Video Understanding

发表于 2024-08-20 更新于 2024-10-25 分类于 Papers 阅读次数：本文字数： 6.1k 阅读时长 ≈ 22 分钟

视频理解及分析的计算机视觉任务

之前看的时候，不管是论文还是一些博客，感觉都不是很清晰和全面，大家的定义不全面，特别是英文的名称上，这里写一下我的理解：
几个任务：
- 行为识别(Action Recognition): 实质是对视频的分类任务，可以类别图像领域的分类任务
- 时序动作定位(Temporal Action Localization): 在时间上对视频进行分类，给出动作的起止时间和类别
- 时空行为检测(Spatio-Temporal Action Detection): 不仅识别出动作出现的区间和类别，还要在空间范围内用一个bounding box标记处目标的位置。
- 还有人提出了时空动作定位(Spatio-temporal Action localization)：和上一个是一样的
- Action Detection在Paperswithcode上的定义： aims to find both where and when an action occurs within a video clip and classify what the action is taking place. Typically results are given in the form of action tublets, which are action bounding boxes linked across time in the video. This is related to temporal localization, which seeks to identify the start and end frame of an action, and action recognition, which seeks only to classify which action is taking place and typically assumes a trimmed video.
- 论文里还提到了temporal action segmentation：针对细粒度的actions和videos with dense occurrence of actions to predict action label labels at every frame of the video.
时空行为检测的算法：之前的论文都是都是基于行为识别(action recognition)的，很多都是基于早期的Slowfast的那个检测的方式：需要一个额外的检测器，实现行为检测。也就是在行为识别的基础上，再进行时空行为检测。但这并不是我理想中的方式，所以很多行为识别的算法，在AVA上也能上榜；最近看VideoMAE看了之后，就一直在看这个，没有去看看其它的。
Action Detection数据集：
- J-HMDB
- UCF101-24
- MultiSports
- AVA
- 其中，JHMDB和UCF101-24是密集标注数据集(每一帧都标注，25fps)，这类数据集每个视频只有一个动作，大部分视频是单人做一些语义简单的重复动作；AVA为代表的稀疏标注数据集(隔一段时间标注一帧，1fps)，没有给出明确的动作边界

Deep Learnign-based Action Detection in Untrimmed Videos: A Survey

作者是来自纽约城市大学的Elahe Vahdani and Yingli Tian,论文引用[1]:Vahdani, Elahe and Yingli Tian. “Deep Learning-Based Action Detection in Untrimmed Videos: A Survey.” IEEE Transactions on Pattern Analysis and Machine Intelligence 45 (2021): 4302-4320.

**给定任务 A:**
请逐字照抄列表中从含有“y-axis-title: Depth (Km) (8, 235, 30, 332)”的那一行到含有“reflector (586, 73, 752, 210)”的那一行，首尾两行均包括在内。

(数据集合中的记录)
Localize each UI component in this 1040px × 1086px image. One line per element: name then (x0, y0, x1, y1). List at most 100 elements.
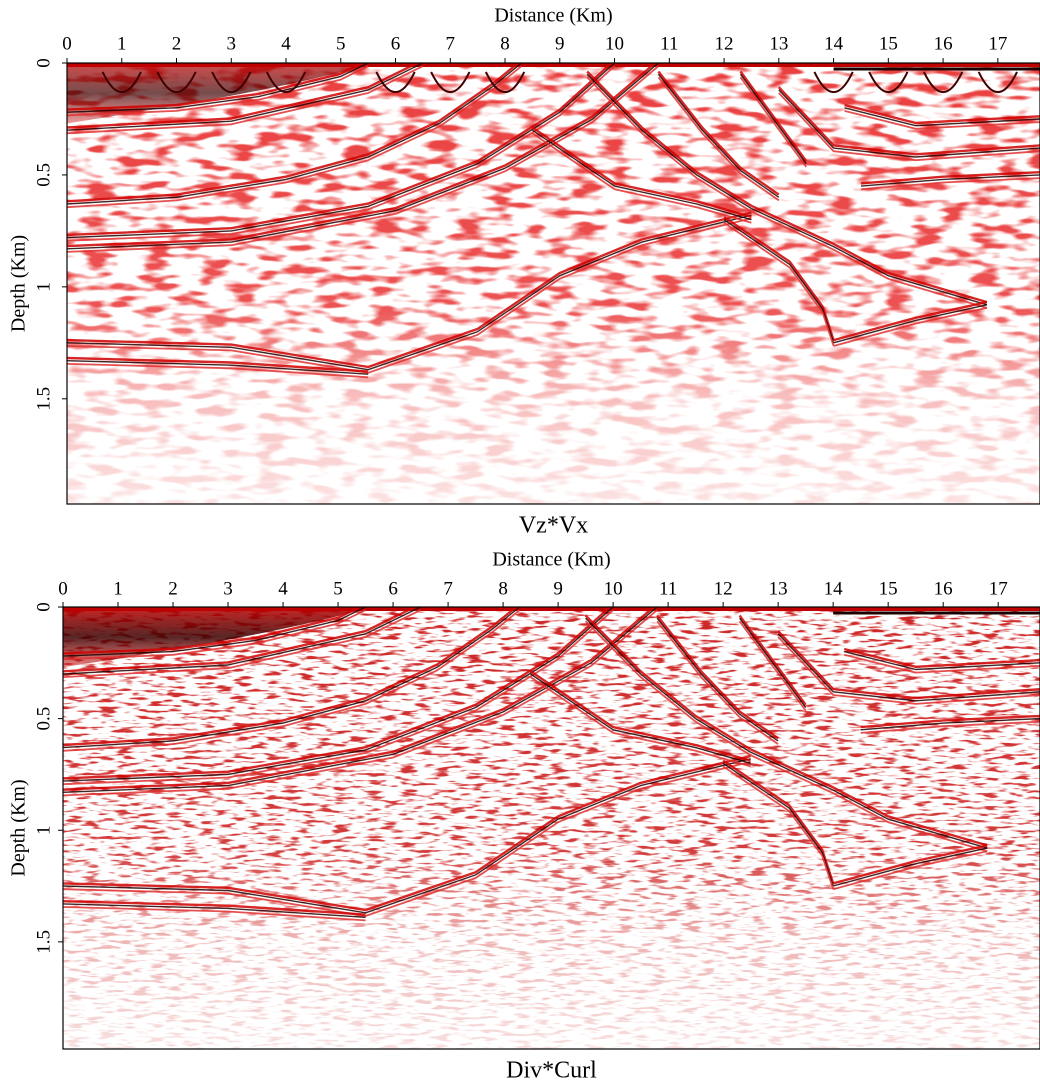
y-axis-title: Depth (Km) (8, 235, 30, 332)
panel-title: Div*Curl (506, 1058, 597, 1084)
reflector (777, 636, 1040, 705)
x-tick-label: 1 (113, 578, 123, 599)
reflector (584, 620, 752, 756)
reflector (723, 216, 835, 341)
diffraction (430, 71, 471, 93)
reflector (739, 617, 807, 708)
reflector (586, 73, 752, 210)
reflector (63, 609, 521, 752)
x-tick-label: 14 (824, 33, 844, 54)
x-tick-label: 8 (500, 33, 510, 54)
shallow-band (63, 607, 372, 668)
reflector (777, 630, 1040, 700)
reflector (67, 65, 424, 135)
reflector (739, 76, 807, 168)
x-tick-label: 5 (333, 578, 343, 599)
y-tick-label: 1.5 (33, 930, 54, 954)
x-tick-label: 13 (769, 578, 788, 599)
x-tick-label: 17 (989, 578, 1008, 599)
x-tick-label: 4 (281, 33, 291, 54)
y-tick-label: 0 (33, 58, 54, 68)
x-tick-label: 11 (659, 578, 677, 599)
x-tick-label: 12 (715, 33, 734, 54)
reflector (860, 720, 1040, 734)
reflector (63, 609, 614, 786)
reflector (833, 307, 988, 347)
diffraction (977, 71, 1018, 93)
diffraction (101, 71, 142, 93)
reflector (739, 70, 808, 162)
reflector (67, 211, 752, 369)
x-tick-label: 0 (58, 578, 68, 599)
reflector (832, 850, 988, 891)
reflector (63, 607, 519, 747)
reflector (63, 609, 366, 661)
reflector (67, 217, 752, 374)
reflector (67, 63, 366, 111)
reflector (63, 607, 418, 673)
reflector (657, 73, 780, 198)
reflector (67, 360, 369, 375)
x-tick-label: 14 (824, 578, 844, 599)
y-tick-label: 1.5 (33, 387, 54, 411)
reflector (63, 607, 421, 675)
x-tick-label: 8 (498, 578, 508, 599)
reflector (67, 356, 369, 373)
x-tick-label: 7 (446, 33, 456, 54)
reflector (860, 171, 1040, 185)
reflector (67, 65, 369, 117)
panel-title: Vz*Vx (519, 513, 588, 539)
x-tick-label: 4 (278, 578, 288, 599)
x-tick-label: 9 (555, 33, 565, 54)
reflector (656, 617, 779, 742)
x-tick-label: 7 (443, 578, 453, 599)
x-tick-label: 16 (934, 33, 953, 54)
reflector (586, 76, 752, 213)
reflector (750, 751, 988, 849)
reflector (844, 110, 1040, 130)
shallow-band (67, 63, 374, 124)
reflector (67, 63, 521, 203)
reflector (844, 650, 1040, 671)
reflector (750, 204, 988, 304)
reflector (63, 607, 366, 657)
reflector (530, 676, 751, 768)
y-tick-label: 1 (33, 825, 54, 835)
y-tick-label: 0.5 (33, 163, 54, 187)
reflector (67, 63, 658, 248)
reflector (833, 304, 988, 344)
reflector (532, 129, 752, 221)
reflector (722, 765, 835, 890)
y-tick-label: 0 (33, 602, 54, 612)
reflector (67, 63, 659, 250)
plot-frame (62, 606, 1040, 1050)
reflector (843, 653, 1040, 674)
reflector (751, 210, 988, 309)
reflector (67, 65, 616, 242)
reflector (67, 63, 369, 113)
seismic-image (63, 607, 1040, 1049)
x-tick-label: 6 (388, 578, 398, 599)
reflector (722, 762, 834, 887)
x-tick-label: 6 (391, 33, 401, 54)
reflector (738, 620, 807, 712)
reflector (750, 748, 988, 847)
reflector (843, 647, 1040, 668)
reflector (63, 900, 366, 916)
diffraction (156, 71, 197, 93)
reflector (656, 620, 779, 745)
reflector (67, 65, 523, 209)
diffraction (211, 71, 252, 93)
x-tick-label: 10 (604, 578, 623, 599)
reflector (63, 609, 658, 797)
reflector (63, 906, 366, 922)
diffraction (375, 71, 416, 93)
reflector (723, 219, 835, 344)
x-tick-label: 0 (62, 33, 72, 54)
x-tick-label: 3 (227, 33, 237, 54)
y-tick-label: 0.5 (33, 707, 54, 731)
plot-frame (66, 62, 1040, 505)
reflector (529, 670, 751, 762)
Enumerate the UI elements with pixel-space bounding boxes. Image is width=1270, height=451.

**给定任务 B:**
根据所给文本，以AVA为代表的稀疏标注数据集的标注频率是多少？

**参考解答 A:**
y-axis-title: Depth (Km) (8, 235, 30, 332)
panel-title: Div*Curl (506, 1058, 597, 1084)
reflector (777, 636, 1040, 705)
x-tick-label: 1 (113, 578, 123, 599)
reflector (584, 620, 752, 756)
reflector (723, 216, 835, 341)
diffraction (430, 71, 471, 93)
reflector (739, 617, 807, 708)
reflector (586, 73, 752, 210)

**参考解答 B:**
隔一段时间标注一帧，即1fps。